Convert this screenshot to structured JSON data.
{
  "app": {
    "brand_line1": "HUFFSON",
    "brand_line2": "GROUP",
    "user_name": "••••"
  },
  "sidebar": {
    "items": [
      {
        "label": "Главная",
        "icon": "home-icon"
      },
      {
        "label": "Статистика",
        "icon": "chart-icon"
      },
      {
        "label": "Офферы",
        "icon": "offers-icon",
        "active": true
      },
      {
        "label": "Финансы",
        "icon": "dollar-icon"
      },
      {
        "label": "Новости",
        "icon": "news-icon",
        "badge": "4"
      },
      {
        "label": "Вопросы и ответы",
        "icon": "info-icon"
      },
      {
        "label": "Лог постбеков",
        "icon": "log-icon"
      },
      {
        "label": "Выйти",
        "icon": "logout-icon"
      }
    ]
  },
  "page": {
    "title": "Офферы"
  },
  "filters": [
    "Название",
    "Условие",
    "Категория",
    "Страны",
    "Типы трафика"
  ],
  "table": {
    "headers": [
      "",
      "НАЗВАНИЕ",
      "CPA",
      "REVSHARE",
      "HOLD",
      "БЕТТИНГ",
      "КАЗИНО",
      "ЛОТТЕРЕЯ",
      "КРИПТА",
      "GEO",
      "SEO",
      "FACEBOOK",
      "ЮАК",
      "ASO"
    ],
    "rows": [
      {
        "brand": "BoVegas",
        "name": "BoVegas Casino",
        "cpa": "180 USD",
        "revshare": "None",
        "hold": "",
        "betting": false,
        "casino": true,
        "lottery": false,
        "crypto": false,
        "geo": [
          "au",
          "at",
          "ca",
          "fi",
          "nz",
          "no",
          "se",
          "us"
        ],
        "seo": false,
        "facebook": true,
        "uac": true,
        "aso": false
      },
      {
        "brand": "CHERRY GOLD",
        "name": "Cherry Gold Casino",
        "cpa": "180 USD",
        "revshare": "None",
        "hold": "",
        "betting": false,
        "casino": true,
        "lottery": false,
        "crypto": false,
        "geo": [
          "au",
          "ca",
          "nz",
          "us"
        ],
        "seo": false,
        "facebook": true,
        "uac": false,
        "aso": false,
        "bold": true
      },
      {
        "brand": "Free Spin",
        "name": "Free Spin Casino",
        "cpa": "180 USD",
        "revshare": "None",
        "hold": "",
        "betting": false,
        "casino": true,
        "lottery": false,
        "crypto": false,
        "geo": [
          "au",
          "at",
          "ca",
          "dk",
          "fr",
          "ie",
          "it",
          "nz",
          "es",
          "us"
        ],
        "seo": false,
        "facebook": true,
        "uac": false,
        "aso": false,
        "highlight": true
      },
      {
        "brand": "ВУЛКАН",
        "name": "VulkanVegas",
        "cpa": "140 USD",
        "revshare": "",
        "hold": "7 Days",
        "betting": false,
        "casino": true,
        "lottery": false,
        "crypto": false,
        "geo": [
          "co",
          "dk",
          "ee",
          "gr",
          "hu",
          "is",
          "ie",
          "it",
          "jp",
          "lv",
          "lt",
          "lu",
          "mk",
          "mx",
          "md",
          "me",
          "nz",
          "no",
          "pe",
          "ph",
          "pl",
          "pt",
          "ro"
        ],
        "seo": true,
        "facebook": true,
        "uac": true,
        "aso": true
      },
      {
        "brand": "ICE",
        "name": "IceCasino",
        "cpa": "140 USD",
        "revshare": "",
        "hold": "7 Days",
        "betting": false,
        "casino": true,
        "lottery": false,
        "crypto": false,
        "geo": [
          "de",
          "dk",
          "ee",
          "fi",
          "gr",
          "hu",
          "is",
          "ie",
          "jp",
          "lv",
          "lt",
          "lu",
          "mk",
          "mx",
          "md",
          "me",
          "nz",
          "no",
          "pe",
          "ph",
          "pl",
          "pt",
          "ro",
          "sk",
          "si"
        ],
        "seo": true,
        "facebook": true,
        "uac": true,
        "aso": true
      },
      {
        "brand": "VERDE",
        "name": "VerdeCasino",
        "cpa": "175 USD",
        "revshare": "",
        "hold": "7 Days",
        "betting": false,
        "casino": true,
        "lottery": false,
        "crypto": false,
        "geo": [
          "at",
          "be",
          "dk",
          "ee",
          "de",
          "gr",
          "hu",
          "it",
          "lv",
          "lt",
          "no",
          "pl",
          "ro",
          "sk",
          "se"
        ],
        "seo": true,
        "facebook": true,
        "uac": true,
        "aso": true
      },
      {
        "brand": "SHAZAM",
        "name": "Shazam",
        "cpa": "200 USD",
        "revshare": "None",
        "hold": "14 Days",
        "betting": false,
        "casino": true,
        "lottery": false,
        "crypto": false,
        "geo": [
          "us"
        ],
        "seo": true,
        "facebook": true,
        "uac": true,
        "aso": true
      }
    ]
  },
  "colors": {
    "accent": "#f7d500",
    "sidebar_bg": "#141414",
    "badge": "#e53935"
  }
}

---------------

■ TO DO:
Count up the lines in the listing that hold the word "Spin", and give that number only.

■ EXERCISE SOLUTION:
2